Kanawha County USA

One of you recommended this radio documentary on the Kanawha County text book riots of 1974. I just finished listening to it and found it very interesting, despite its public radio “shape of earth, views differ” viewpoint (which isn’t inappropriate throughout but certainly is when it equates “condescension” with school bombings).

If you’ve got time and haven’t listened to it before, I recommend it. There’s a lot there — the origins of contemporary curriculum fights (which we see now reaching their horrible conclusion in Texas), the birth of the Heritage Foundation, and other fun stuff.

One thing I’m always struck by when reading news from this era is the amount of right-wing terrorism that went on. I don’t know why the Joe Kleins of the world remember the Weathermen so well when they’ve forgotten all about Bombingham.






29 replies
  1. 1
    El Cid says:

    Terror bombings and murders from white supremacists always far outnumbered and outkilled any ‘leftist’ violence, but it doesn’t count because it’s only worthwhile to discuss the Weather Underground and Bill Ayers.

  2. 2
    Yutsano says:

    @El Cid:

    but it doesn’t count because it’s only worthwhile to discuss the Weather Underground and Bill Ayers. violence when done in the name of threatening the straight white male oligarchy.

    Fixteth. Though it took me awhile to find the exact wording I wanted.

  3. 3
    KG says:

    OT but we were discussing it the other day, the result of the Temecula Mosque/Islamic Center did not go as some had planned.

  4. 4
    Matt says:

    Also interesting are the Peekskill Riots, or as the newly released FBI file of Howard Zinn calls them, “the Peekskill Disorders”.

  5. 5
    Mike G says:

    @KG:

    Bennett took her dog Meadow to the protest, knowing that many Muslims believe that the saliva of dogs is impure.

    What, she was expecting the Muslims to make out with any pets that were present?

    …drove his pickup truck past the Islamic Center twice, calling Muslims “pedophiles”…calling Islam a “Stone Age” religion.

    So much irony there you could start a mining operation.

* _Saved entries_:
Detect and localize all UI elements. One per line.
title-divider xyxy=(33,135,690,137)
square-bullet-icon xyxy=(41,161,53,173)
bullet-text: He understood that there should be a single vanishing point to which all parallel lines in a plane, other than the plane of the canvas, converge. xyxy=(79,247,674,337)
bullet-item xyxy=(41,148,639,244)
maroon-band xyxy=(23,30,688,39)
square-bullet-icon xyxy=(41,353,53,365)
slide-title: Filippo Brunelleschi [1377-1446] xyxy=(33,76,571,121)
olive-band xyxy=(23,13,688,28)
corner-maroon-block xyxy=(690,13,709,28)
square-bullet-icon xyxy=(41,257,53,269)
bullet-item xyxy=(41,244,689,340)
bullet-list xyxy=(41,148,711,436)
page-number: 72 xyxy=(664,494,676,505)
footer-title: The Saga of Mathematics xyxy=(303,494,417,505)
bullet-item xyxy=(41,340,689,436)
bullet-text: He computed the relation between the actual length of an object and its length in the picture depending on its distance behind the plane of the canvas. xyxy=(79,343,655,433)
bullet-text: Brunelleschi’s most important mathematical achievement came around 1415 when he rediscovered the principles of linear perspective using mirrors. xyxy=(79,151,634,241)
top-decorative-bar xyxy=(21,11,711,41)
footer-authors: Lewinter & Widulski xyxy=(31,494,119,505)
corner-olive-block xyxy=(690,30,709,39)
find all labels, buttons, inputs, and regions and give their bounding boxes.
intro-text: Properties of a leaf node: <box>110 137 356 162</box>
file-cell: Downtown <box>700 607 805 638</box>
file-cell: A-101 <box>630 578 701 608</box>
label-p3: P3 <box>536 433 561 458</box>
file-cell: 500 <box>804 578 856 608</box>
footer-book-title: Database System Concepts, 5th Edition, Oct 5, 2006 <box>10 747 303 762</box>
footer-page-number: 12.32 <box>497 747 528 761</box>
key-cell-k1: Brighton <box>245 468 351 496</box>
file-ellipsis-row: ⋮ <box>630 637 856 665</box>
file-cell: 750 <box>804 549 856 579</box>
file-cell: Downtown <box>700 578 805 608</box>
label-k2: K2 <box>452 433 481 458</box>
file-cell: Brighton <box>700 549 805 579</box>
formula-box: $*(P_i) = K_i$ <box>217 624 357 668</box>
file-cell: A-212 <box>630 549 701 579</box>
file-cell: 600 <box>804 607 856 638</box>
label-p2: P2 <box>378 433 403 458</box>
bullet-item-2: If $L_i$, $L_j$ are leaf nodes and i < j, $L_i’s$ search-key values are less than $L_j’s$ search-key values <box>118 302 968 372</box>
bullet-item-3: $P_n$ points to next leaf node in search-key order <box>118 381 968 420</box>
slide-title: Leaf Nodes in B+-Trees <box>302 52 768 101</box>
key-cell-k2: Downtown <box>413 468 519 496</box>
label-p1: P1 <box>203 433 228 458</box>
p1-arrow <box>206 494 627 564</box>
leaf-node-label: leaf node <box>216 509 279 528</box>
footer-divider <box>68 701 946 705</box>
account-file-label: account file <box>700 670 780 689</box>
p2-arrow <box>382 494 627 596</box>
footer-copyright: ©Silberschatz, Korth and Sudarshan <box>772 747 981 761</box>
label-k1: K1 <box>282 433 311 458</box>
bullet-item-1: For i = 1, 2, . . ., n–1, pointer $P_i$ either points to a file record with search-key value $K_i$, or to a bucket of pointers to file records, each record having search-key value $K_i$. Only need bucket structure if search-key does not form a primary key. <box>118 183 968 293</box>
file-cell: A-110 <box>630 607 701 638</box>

* _TO DO_:
1) Put the records, from their start through the line containing "bullet-item xyxy=(41,340,689,436)", into a Markdown table with the columns Row and Entry. Leave out blank lines.
2) Continue the post and comments on the Kanawha County textbook riots from the point where they stop.

* _TASK ANSWERS_:
1)
| Row | Entry |
|---|---|
| 1 | Detect and localize all UI elements. One per line. |
| 2 | title-divider xyxy=(33,135,690,137) |
| 3 | square-bullet-icon xyxy=(41,161,53,173) |
| 4 | bullet-text: He understood that there should be a single vanishing point to which all parallel lines in a plane, other than the plane of the canvas, converge. xyxy=(79,247,674,337) |
| 5 | bullet-item xyxy=(41,148,639,244) |
| 6 | maroon-band xyxy=(23,30,688,39) |
| 7 | square-bullet-icon xyxy=(41,353,53,365) |
| 8 | slide-title: Filippo Brunelleschi [1377-1446] xyxy=(33,76,571,121) |
| 9 | olive-band xyxy=(23,13,688,28) |
| 10 | corner-maroon-block xyxy=(690,13,709,28) |
| 11 | square-bullet-icon xyxy=(41,257,53,269) |
| 12 | bullet-item xyxy=(41,244,689,340) |
| 13 | bullet-list xyxy=(41,148,711,436) |
| 14 | page-number: 72 xyxy=(664,494,676,505) |
| 15 | footer-title: The Saga of Mathematics xyxy=(303,494,417,505) |
| 16 | bullet-item xyxy=(41,340,689,436) |

2)
  6. 6

    I remember all that shit going on over the hill West Virginny. For some reason, I don’t remember any of it in e. Kentucky, at least where I lived. We were taught evolution and all that godless commie shit and there certainly weren’t school riots.

    But then, were I grew up most everyone carry a piece in a nervous stasis that demanded a degree of politeness. Maybe because the preachers in my dry county were preoccupied with keeping demon rum off the super market shelves, existing in an unholy alliance with the bootlegging industry, that also didn’t want whiskey sold legal.

    You haven’t lived until pulling up to broken down camper trailer in the middle of the woods, with a window cut out, and ordering a six pack of Schlitz from a bug eyed toothless fucker with a six shooter sitting on the window ledge. I was 16 the first time I did it. My first breakfast of champions.

  7. 7
    debbie says:

    I was living in Boston in 1974 and remember the busing riots, but I can’t believe people would riot over textbooks.

  8. 8
    Yutsano says:

    @General Stuck:

    You haven’t lived until pulling up to broken down camper trailer in the middle of the woods, with a window cut out, and ordering a six pack of Schlitz from a bug eyed toothless fucker with a six shooter sitting on the window ledge. I was 16 the first time I did it. My first breakfast of champions.

    I can’t rightly decide if this is TMI or sheer genius. Perhaps a little bit of both.

  9. 9
    Toast says:

    I don’t know why the Joe Kleins of the world remember the Weathermen so well when they’ve forgotten all about Bombingham.

    Because IOKIYAR. The applicability of that rule knows no limits.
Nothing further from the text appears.